◆ Your instructions: Skip any picture you find and retype all the remaining lines exactly.

◆ Supplied data:
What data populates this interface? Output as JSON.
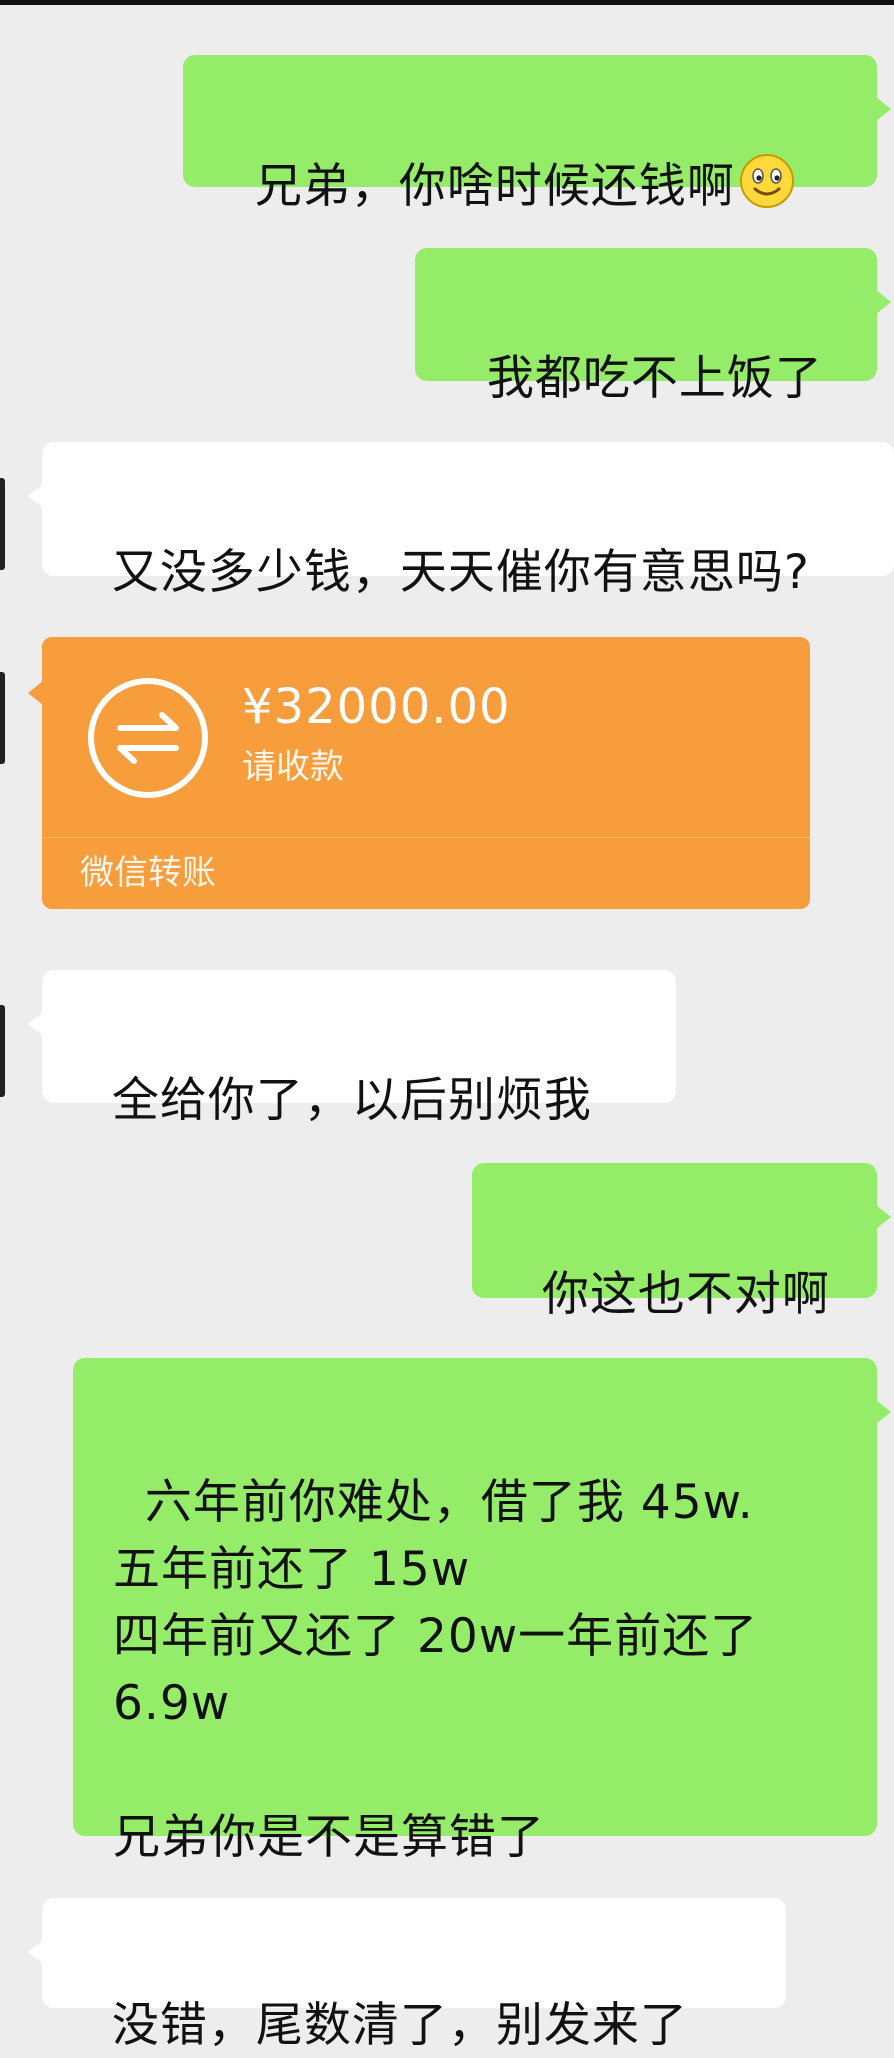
{
  "chat": {
    "msg1": "兄弟，你啥时候还钱啊",
    "msg1_emoji": "smiley-emoji",
    "msg2": "我都吃不上饭了",
    "msg3": "又没多少钱，天天催你有意思吗?",
    "transfer": {
      "amount": "¥32000.00",
      "status": "请收款",
      "label": "微信转账",
      "icon": "transfer-arrows-icon",
      "color": "#f79d3c"
    },
    "msg4": "全给你了，以后别烦我",
    "msg5": "你这也不对啊",
    "msg6": "六年前你难处，借了我 45w.\n五年前还了 15w\n四年前又还了 20w一年前还了\n6.9w\n\n兄弟你是不是算错了",
    "msg7": "没错，尾数清了，别发来了"
  },
  "colors": {
    "sent_bubble": "#95ec69",
    "received_bubble": "#ffffff",
    "background": "#ededed"
  }
}
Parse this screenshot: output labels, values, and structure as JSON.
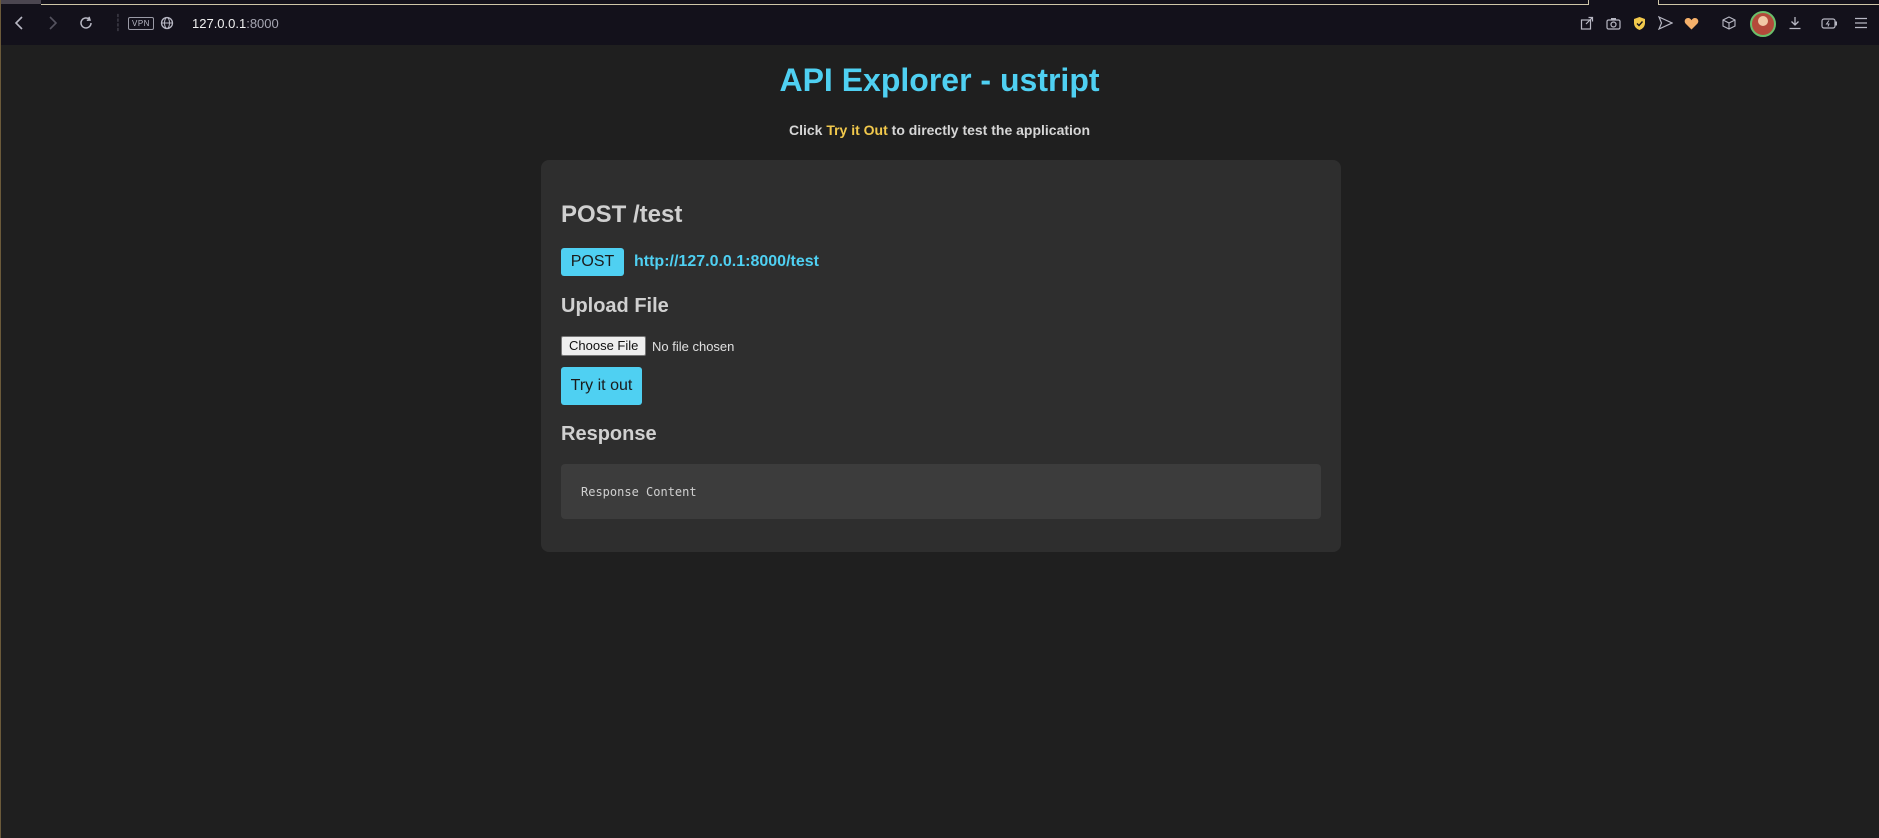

◆ Complete output:
What data populates this interface? Output as JSON.
{
  "chat": {
    "msg1": "兄弟，你啥时候还钱啊",
    "msg1_emoji": "smiley-emoji",
    "msg2": "我都吃不上饭了",
    "msg3": "又没多少钱，天天催你有意思吗?",
    "transfer": {
      "amount": "¥32000.00",
      "status": "请收款",
      "label": "微信转账",
      "icon": "transfer-arrows-icon",
      "color": "#f79d3c"
    },
    "msg4": "全给你了，以后别烦我",
    "msg5": "你这也不对啊",
    "msg6": "六年前你难处，借了我 45w.\n五年前还了 15w\n四年前又还了 20w一年前还了\n6.9w\n\n兄弟你是不是算错了",
    "msg7": "没错，尾数清了，别发来了"
  },
  "colors": {
    "sent_bubble": "#95ec69",
    "received_bubble": "#ffffff",
    "background": "#ededed"
  }
}
Parse this screenshot: output labels, values, and structure as JSON.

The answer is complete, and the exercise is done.